■ Exercise objective:
Gather all lines in the records below that include the word "bouteille".

■ Collected data entries:
■ ■ ■ ■

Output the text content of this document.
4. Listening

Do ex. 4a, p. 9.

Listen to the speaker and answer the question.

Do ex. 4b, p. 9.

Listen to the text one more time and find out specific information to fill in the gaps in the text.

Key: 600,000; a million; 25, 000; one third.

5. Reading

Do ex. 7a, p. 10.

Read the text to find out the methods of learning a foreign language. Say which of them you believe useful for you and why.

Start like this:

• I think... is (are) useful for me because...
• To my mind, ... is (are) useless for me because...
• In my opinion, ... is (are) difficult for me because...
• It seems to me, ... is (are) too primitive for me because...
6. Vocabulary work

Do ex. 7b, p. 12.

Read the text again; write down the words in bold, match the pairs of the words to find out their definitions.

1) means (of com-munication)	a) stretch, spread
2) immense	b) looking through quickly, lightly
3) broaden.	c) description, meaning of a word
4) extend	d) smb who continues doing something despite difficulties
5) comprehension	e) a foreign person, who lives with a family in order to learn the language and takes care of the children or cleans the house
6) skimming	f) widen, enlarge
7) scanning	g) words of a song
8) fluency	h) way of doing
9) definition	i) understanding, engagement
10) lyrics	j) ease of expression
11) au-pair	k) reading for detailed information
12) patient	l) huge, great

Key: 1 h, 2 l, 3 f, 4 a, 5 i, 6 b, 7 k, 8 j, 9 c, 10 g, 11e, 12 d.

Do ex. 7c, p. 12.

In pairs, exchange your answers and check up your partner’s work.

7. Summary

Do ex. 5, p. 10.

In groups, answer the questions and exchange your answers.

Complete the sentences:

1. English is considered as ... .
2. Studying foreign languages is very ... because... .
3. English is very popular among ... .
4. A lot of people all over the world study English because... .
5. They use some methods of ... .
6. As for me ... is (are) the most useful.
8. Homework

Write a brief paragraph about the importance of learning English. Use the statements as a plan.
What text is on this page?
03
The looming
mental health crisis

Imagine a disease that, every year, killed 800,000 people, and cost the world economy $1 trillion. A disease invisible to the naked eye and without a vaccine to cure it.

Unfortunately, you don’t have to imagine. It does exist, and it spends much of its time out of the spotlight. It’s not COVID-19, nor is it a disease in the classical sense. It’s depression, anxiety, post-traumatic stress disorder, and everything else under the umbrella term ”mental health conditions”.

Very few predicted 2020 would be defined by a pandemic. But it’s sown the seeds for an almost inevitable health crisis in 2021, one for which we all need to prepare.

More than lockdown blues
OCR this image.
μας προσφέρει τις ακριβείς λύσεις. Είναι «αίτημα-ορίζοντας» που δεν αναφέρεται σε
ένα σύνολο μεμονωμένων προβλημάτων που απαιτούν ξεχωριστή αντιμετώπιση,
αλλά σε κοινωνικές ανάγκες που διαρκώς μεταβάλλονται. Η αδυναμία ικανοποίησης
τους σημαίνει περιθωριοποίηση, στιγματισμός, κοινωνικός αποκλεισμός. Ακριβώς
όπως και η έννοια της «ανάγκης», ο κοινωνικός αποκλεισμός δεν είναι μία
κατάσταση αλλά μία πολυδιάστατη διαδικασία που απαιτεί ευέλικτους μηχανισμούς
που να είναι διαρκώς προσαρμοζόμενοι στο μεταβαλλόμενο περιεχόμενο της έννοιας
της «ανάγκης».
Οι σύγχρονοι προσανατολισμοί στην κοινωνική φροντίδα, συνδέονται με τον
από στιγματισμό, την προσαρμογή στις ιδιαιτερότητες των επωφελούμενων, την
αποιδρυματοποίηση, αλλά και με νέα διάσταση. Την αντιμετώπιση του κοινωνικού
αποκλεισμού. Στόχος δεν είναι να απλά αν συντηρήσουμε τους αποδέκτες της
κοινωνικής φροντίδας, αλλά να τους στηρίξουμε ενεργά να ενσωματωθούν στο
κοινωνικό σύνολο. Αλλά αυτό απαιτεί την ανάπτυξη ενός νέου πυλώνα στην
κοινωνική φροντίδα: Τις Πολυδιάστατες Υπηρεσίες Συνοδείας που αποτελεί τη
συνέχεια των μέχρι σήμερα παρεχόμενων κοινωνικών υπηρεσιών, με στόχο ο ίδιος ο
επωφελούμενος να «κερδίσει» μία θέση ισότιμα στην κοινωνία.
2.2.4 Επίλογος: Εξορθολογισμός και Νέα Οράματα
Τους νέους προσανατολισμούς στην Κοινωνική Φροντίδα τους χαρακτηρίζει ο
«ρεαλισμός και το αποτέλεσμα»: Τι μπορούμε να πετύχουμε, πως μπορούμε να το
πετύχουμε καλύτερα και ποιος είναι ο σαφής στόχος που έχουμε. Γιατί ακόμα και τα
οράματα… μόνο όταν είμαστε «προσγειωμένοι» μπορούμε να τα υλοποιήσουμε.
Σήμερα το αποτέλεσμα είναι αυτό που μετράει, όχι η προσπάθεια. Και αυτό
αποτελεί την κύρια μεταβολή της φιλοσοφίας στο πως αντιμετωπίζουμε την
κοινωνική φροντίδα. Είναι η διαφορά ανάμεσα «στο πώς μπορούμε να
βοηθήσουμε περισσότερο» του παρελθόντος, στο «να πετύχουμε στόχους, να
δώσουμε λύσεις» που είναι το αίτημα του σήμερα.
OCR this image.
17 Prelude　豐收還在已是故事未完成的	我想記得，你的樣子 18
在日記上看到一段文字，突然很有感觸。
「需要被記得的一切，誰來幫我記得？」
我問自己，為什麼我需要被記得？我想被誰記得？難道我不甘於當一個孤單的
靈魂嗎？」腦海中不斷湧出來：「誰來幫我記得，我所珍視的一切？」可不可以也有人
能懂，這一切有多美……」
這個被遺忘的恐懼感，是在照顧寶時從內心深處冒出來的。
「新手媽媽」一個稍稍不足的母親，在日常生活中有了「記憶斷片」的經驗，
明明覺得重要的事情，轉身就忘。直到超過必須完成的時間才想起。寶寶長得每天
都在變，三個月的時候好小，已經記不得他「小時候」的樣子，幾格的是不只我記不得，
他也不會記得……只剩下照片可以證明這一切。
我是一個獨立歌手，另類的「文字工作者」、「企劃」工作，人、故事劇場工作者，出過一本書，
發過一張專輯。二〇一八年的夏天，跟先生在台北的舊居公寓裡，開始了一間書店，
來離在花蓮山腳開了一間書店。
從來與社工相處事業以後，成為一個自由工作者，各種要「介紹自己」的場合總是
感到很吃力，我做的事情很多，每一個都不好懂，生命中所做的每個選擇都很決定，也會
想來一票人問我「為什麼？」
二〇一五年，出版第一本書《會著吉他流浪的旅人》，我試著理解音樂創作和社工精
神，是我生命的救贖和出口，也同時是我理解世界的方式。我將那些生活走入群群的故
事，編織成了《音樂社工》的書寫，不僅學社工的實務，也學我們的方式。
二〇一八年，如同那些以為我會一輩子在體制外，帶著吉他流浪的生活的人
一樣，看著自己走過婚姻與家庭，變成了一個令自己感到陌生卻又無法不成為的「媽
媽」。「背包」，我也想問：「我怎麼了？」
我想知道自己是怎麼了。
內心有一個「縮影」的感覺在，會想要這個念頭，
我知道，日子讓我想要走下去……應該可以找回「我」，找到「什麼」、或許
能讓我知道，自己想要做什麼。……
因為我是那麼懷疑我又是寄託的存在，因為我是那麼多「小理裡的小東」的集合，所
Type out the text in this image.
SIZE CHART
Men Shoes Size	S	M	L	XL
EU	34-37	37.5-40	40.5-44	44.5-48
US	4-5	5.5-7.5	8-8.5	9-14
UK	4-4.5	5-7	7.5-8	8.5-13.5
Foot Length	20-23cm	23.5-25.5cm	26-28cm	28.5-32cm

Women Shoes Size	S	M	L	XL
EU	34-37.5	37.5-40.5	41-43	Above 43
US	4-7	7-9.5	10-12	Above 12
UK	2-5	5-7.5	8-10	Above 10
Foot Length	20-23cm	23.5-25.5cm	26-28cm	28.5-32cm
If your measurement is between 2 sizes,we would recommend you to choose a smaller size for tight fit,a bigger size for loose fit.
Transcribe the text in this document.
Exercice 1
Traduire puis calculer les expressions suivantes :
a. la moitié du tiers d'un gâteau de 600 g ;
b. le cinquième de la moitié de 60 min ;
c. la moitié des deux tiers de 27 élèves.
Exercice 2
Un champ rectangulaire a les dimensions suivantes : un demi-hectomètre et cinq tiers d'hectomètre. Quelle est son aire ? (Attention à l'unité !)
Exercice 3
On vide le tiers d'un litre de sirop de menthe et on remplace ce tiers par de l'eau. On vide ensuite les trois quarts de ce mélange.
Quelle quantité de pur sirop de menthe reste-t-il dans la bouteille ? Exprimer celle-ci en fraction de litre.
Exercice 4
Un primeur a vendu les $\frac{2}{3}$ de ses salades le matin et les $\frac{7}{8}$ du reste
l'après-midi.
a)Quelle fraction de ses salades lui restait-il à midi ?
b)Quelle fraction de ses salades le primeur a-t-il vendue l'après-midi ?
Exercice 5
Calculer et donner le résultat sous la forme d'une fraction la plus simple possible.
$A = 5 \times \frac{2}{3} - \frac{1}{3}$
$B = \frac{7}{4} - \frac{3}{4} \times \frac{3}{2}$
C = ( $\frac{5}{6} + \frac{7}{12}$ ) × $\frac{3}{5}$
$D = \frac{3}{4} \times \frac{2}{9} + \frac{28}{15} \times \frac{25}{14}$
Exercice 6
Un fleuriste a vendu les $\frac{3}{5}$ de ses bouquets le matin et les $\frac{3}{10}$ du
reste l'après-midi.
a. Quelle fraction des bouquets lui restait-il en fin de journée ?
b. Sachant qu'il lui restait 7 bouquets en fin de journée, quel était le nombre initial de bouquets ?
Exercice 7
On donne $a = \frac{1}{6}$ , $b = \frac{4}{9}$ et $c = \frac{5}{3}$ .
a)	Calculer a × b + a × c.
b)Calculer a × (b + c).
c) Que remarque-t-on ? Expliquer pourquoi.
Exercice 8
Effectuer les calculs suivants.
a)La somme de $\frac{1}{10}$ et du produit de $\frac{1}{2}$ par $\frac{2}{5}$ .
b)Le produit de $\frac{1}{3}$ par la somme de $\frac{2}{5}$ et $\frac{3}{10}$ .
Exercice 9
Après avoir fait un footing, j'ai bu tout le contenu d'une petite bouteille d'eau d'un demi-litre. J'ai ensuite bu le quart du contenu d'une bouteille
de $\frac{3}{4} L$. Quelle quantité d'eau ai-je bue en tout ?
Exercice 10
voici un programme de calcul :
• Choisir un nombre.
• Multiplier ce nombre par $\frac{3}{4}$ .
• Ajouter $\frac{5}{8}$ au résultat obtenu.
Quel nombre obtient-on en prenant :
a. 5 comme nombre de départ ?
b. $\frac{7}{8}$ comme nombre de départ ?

■ ■ ■ ■

■ Solution for this problem:
Quelle quantité de pur sirop de menthe reste-t-il dans la bouteille ? Exprimer celle-ci en fraction de litre.
Après avoir fait un footing, j'ai bu tout le contenu d'une petite bouteille d'eau d'un demi-litre. J'ai ensuite bu le quart du contenu d'une bouteille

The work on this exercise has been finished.